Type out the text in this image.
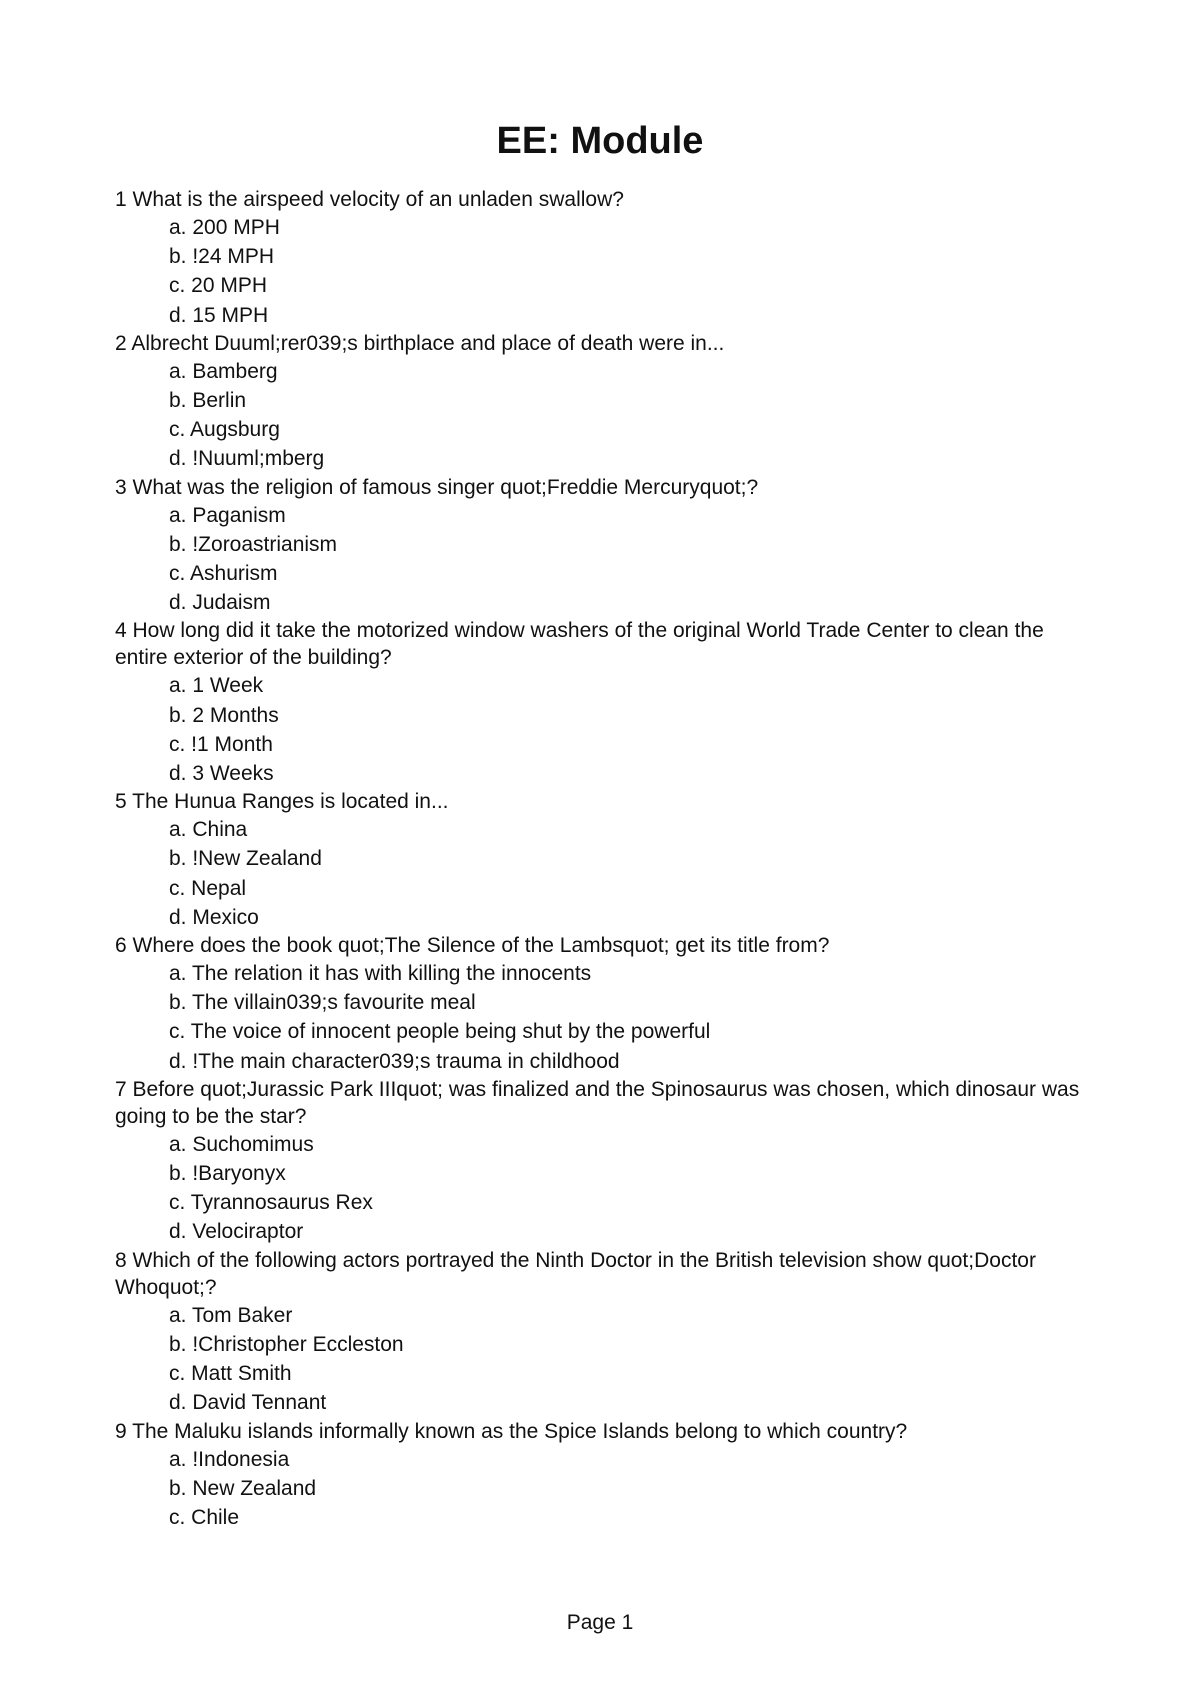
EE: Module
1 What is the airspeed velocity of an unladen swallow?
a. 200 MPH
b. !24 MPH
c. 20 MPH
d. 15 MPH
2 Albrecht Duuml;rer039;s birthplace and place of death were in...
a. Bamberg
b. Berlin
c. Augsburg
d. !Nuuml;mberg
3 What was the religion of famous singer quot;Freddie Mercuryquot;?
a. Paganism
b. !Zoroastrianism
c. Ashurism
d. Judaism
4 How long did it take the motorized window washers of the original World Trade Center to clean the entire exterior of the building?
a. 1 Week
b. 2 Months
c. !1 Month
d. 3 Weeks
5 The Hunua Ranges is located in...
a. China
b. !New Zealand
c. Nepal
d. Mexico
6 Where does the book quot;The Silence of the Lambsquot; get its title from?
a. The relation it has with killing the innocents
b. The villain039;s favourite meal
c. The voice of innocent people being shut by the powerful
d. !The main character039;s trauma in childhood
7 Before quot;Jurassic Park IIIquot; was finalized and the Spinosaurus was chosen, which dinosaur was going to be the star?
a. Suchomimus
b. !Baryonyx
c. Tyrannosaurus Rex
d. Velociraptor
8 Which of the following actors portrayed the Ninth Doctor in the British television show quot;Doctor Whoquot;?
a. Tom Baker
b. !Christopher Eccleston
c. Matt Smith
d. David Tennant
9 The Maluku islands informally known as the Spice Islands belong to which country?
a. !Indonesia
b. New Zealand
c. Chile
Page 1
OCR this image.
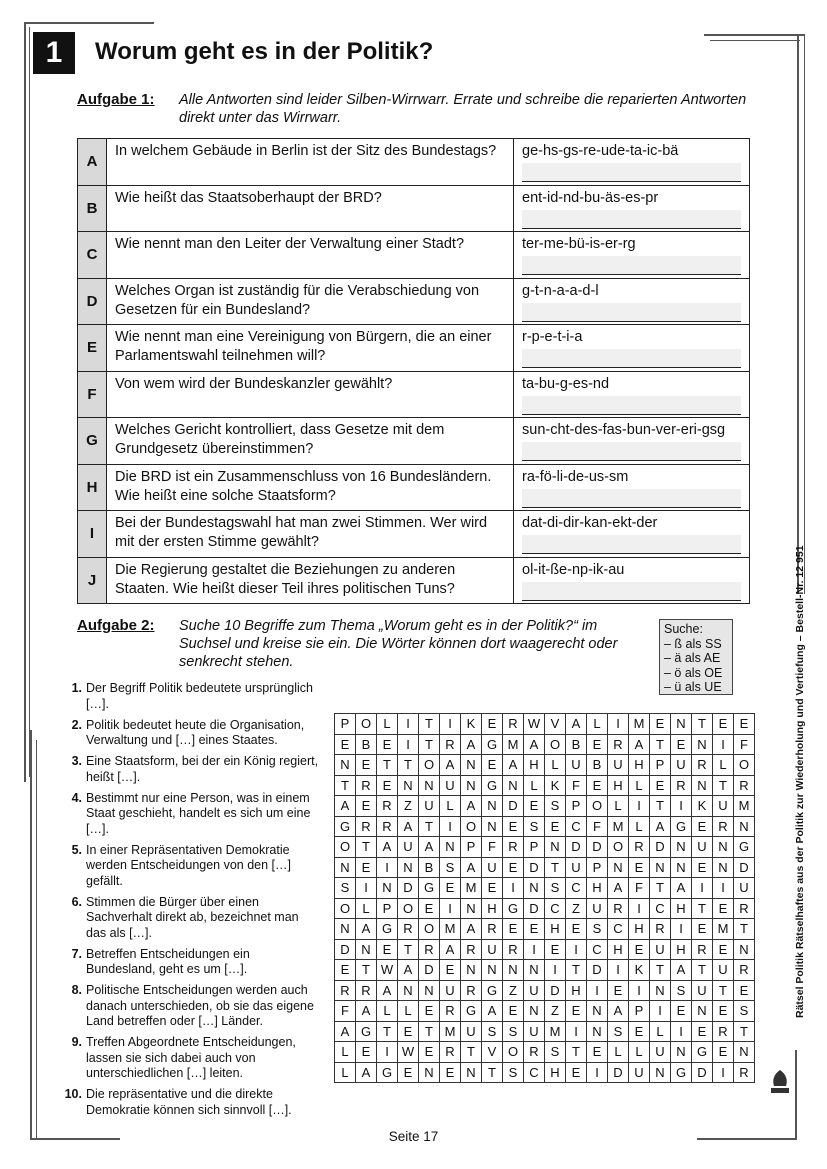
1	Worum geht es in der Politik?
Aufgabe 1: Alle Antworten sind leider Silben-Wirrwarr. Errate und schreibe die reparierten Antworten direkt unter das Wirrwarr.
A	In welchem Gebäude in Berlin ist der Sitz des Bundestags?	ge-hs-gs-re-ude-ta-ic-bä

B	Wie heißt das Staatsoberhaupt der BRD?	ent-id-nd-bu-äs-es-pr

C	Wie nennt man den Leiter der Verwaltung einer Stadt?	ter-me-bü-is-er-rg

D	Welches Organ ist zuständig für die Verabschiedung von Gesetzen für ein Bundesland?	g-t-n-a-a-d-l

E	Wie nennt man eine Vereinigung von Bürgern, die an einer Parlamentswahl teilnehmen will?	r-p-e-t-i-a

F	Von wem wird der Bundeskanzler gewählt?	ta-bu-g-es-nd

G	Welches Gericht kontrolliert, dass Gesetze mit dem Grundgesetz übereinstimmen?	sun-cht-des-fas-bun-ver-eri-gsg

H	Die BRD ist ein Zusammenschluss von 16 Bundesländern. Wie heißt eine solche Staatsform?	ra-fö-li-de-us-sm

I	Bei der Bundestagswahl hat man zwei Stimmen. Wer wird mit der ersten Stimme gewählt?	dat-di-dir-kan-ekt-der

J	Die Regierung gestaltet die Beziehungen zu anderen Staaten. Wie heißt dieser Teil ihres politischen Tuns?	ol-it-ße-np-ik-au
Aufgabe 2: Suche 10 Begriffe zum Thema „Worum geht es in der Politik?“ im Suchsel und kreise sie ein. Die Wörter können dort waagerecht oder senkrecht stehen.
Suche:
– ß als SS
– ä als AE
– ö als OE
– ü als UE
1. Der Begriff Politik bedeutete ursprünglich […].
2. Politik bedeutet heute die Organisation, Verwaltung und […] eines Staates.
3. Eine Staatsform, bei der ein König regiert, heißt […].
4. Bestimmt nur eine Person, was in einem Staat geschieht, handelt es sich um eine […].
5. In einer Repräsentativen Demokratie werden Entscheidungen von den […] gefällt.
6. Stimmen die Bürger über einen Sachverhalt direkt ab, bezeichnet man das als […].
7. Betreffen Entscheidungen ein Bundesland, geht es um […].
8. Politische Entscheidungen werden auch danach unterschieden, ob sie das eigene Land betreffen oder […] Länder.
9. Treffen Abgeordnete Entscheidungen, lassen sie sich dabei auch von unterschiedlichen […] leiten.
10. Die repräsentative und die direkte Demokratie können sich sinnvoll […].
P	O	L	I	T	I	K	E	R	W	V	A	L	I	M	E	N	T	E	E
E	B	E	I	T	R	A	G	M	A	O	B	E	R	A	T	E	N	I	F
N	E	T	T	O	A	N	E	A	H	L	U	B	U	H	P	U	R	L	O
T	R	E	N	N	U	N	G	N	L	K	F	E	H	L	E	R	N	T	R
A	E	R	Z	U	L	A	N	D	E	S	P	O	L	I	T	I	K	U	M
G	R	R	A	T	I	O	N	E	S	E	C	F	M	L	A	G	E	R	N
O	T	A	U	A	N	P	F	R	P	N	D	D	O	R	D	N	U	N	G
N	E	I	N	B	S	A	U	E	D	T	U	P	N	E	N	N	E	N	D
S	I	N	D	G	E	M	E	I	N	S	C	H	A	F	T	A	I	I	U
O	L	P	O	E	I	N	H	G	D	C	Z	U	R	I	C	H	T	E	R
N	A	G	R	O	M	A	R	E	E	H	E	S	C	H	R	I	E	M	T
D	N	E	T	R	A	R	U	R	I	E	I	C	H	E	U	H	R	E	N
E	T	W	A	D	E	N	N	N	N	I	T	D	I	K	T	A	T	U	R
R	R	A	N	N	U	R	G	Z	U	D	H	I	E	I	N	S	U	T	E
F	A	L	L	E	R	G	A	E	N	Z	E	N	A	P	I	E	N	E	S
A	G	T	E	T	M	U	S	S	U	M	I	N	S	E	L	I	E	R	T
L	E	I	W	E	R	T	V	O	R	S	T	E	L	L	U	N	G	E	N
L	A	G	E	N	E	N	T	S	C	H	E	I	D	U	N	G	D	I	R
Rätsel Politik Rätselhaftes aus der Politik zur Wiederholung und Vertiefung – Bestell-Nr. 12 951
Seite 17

-- Exercise aim --
Copy every line above that holds the word "Berlin".

-- Correct response --
b. Berlin
A	In welchem Gebäude in Berlin ist der Sitz des Bundestags?	ge-hs-gs-re-ude-ta-ic-bä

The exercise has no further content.